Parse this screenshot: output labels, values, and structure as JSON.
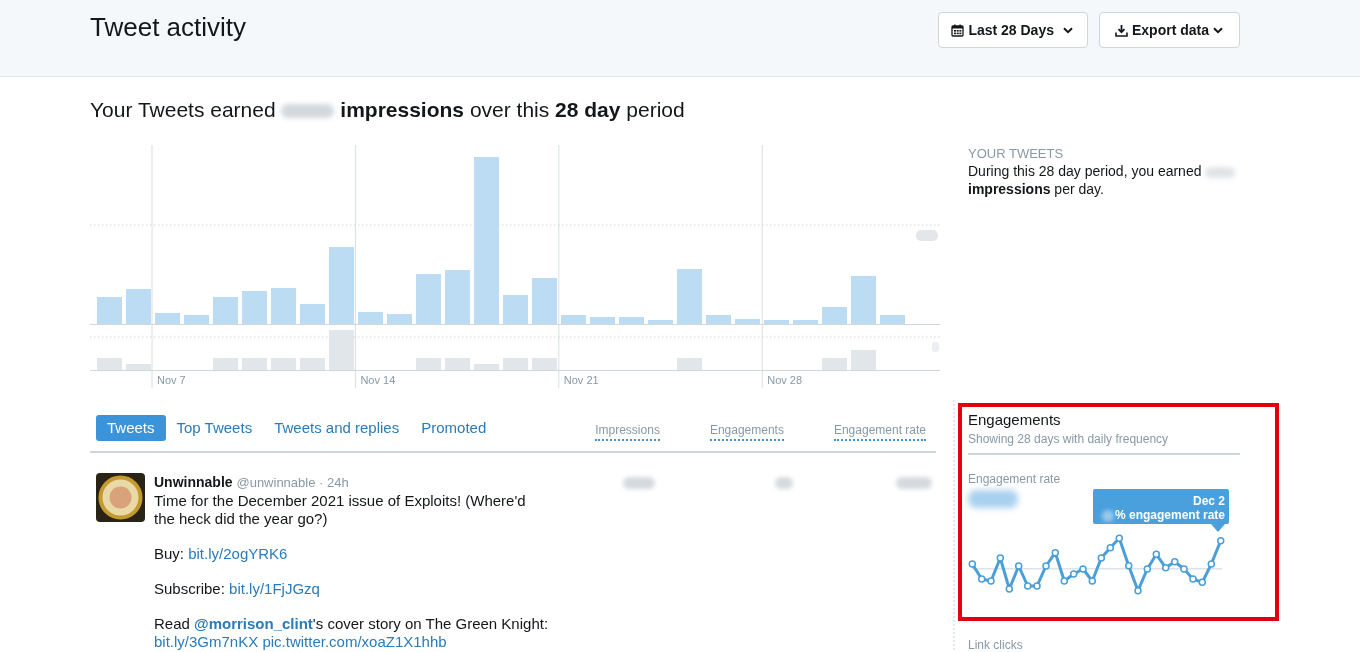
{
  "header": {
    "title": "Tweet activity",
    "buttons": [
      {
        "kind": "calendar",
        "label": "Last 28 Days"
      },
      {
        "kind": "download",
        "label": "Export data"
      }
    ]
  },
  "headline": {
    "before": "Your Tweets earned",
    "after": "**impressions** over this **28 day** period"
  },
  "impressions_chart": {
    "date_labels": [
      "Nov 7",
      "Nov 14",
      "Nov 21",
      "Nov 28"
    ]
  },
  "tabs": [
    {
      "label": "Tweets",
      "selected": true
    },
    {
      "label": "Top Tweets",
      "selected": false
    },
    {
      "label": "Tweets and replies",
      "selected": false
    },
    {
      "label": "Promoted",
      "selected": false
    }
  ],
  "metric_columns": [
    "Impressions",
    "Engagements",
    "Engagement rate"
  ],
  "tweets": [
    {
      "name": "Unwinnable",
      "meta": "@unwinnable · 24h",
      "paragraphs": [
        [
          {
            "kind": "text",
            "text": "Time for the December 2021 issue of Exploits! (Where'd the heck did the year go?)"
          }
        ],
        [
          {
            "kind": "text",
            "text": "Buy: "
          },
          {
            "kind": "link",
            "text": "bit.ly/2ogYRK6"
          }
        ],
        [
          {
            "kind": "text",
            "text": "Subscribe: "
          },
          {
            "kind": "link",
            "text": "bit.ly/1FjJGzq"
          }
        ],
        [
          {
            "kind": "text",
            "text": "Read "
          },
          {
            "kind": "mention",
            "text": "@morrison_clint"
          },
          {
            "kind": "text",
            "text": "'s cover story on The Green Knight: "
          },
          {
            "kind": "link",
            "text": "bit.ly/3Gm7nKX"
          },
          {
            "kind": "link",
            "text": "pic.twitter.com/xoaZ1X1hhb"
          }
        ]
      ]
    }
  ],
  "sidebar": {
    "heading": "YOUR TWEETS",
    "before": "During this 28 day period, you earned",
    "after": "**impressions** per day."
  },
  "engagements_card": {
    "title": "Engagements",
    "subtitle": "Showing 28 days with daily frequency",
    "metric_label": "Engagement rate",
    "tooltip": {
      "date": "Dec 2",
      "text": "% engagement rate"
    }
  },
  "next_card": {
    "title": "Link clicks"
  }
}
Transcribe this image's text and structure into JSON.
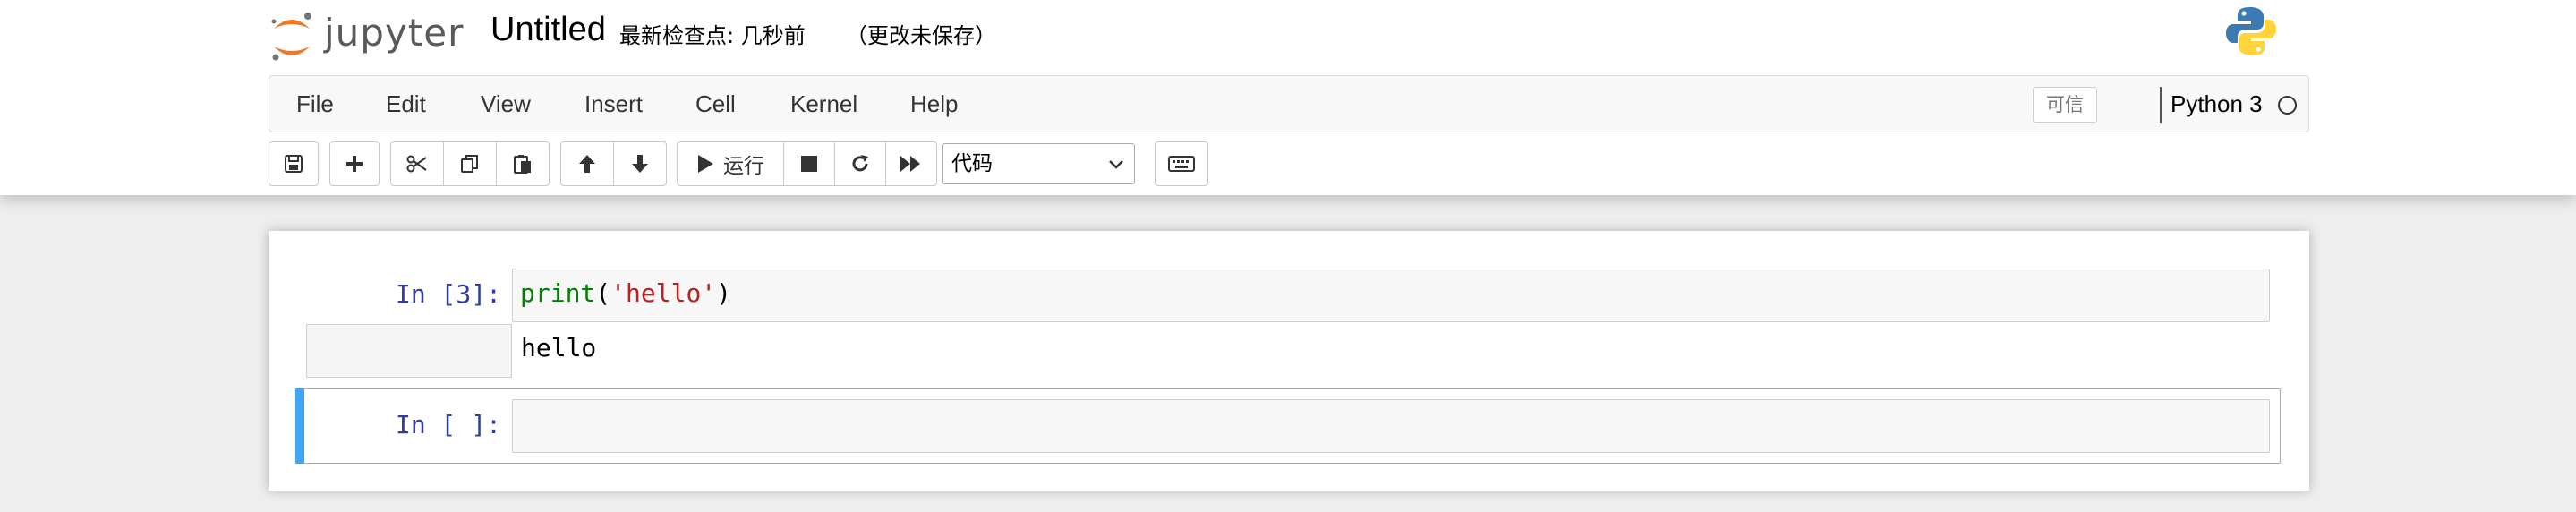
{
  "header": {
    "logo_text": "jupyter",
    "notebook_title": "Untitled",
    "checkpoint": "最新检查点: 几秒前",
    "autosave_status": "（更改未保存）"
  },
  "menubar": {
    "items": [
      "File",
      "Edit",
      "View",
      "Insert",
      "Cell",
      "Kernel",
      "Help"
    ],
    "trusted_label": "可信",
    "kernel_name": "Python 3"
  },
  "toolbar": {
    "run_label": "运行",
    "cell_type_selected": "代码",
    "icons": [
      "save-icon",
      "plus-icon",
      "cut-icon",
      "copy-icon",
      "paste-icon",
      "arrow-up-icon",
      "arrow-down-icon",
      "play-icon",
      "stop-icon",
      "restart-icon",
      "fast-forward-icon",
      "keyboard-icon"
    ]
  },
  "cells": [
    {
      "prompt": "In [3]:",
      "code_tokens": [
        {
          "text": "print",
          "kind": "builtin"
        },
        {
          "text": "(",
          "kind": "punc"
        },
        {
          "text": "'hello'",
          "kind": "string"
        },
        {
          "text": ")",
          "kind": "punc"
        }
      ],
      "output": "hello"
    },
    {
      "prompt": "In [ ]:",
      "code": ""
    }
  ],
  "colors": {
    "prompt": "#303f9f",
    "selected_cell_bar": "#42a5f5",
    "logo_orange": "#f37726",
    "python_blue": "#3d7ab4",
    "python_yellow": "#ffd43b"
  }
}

▶ **What to work on**:
Without the pictures, transcribe the listing above exactly.

▶ **Solution for this problem**:
Parse this screenshot: output labels, values, and structure as JSON.
{
  "header": {
    "title": "Tweet activity",
    "buttons": [
      {
        "kind": "calendar",
        "label": "Last 28 Days"
      },
      {
        "kind": "download",
        "label": "Export data"
      }
    ]
  },
  "headline": {
    "before": "Your Tweets earned",
    "after": "**impressions** over this **28 day** period"
  },
  "impressions_chart": {
    "date_labels": [
      "Nov 7",
      "Nov 14",
      "Nov 21",
      "Nov 28"
    ]
  },
  "tabs": [
    {
      "label": "Tweets",
      "selected": true
    },
    {
      "label": "Top Tweets",
      "selected": false
    },
    {
      "label": "Tweets and replies",
      "selected": false
    },
    {
      "label": "Promoted",
      "selected": false
    }
  ],
  "metric_columns": [
    "Impressions",
    "Engagements",
    "Engagement rate"
  ],
  "tweets": [
    {
      "name": "Unwinnable",
      "meta": "@unwinnable · 24h",
      "paragraphs": [
        [
          {
            "kind": "text",
            "text": "Time for the December 2021 issue of Exploits! (Where'd the heck did the year go?)"
          }
        ],
        [
          {
            "kind": "text",
            "text": "Buy: "
          },
          {
            "kind": "link",
            "text": "bit.ly/2ogYRK6"
          }
        ],
        [
          {
            "kind": "text",
            "text": "Subscribe: "
          },
          {
            "kind": "link",
            "text": "bit.ly/1FjJGzq"
          }
        ],
        [
          {
            "kind": "text",
            "text": "Read "
          },
          {
            "kind": "mention",
            "text": "@morrison_clint"
          },
          {
            "kind": "text",
            "text": "'s cover story on The Green Knight: "
          },
          {
            "kind": "link",
            "text": "bit.ly/3Gm7nKX"
          },
          {
            "kind": "link",
            "text": "pic.twitter.com/xoaZ1X1hhb"
          }
        ]
      ]
    }
  ],
  "sidebar": {
    "heading": "YOUR TWEETS",
    "before": "During this 28 day period, you earned",
    "after": "**impressions** per day."
  },
  "engagements_card": {
    "title": "Engagements",
    "subtitle": "Showing 28 days with daily frequency",
    "metric_label": "Engagement rate",
    "tooltip": {
      "date": "Dec 2",
      "text": "% engagement rate"
    }
  },
  "next_card": {
    "title": "Link clicks"
  }
}
Transcribe this image's text and structure into JSON.
{
  "header": {
    "logo_text": "jupyter",
    "notebook_title": "Untitled",
    "checkpoint": "最新检查点: 几秒前",
    "autosave_status": "（更改未保存）"
  },
  "menubar": {
    "items": [
      "File",
      "Edit",
      "View",
      "Insert",
      "Cell",
      "Kernel",
      "Help"
    ],
    "trusted_label": "可信",
    "kernel_name": "Python 3"
  },
  "toolbar": {
    "run_label": "运行",
    "cell_type_selected": "代码",
    "icons": [
      "save-icon",
      "plus-icon",
      "cut-icon",
      "copy-icon",
      "paste-icon",
      "arrow-up-icon",
      "arrow-down-icon",
      "play-icon",
      "stop-icon",
      "restart-icon",
      "fast-forward-icon",
      "keyboard-icon"
    ]
  },
  "cells": [
    {
      "prompt": "In [3]:",
      "code_tokens": [
        {
          "text": "print",
          "kind": "builtin"
        },
        {
          "text": "(",
          "kind": "punc"
        },
        {
          "text": "'hello'",
          "kind": "string"
        },
        {
          "text": ")",
          "kind": "punc"
        }
      ],
      "output": "hello"
    },
    {
      "prompt": "In [ ]:",
      "code": ""
    }
  ],
  "colors": {
    "prompt": "#303f9f",
    "selected_cell_bar": "#42a5f5",
    "logo_orange": "#f37726",
    "python_blue": "#3d7ab4",
    "python_yellow": "#ffd43b"
  }
}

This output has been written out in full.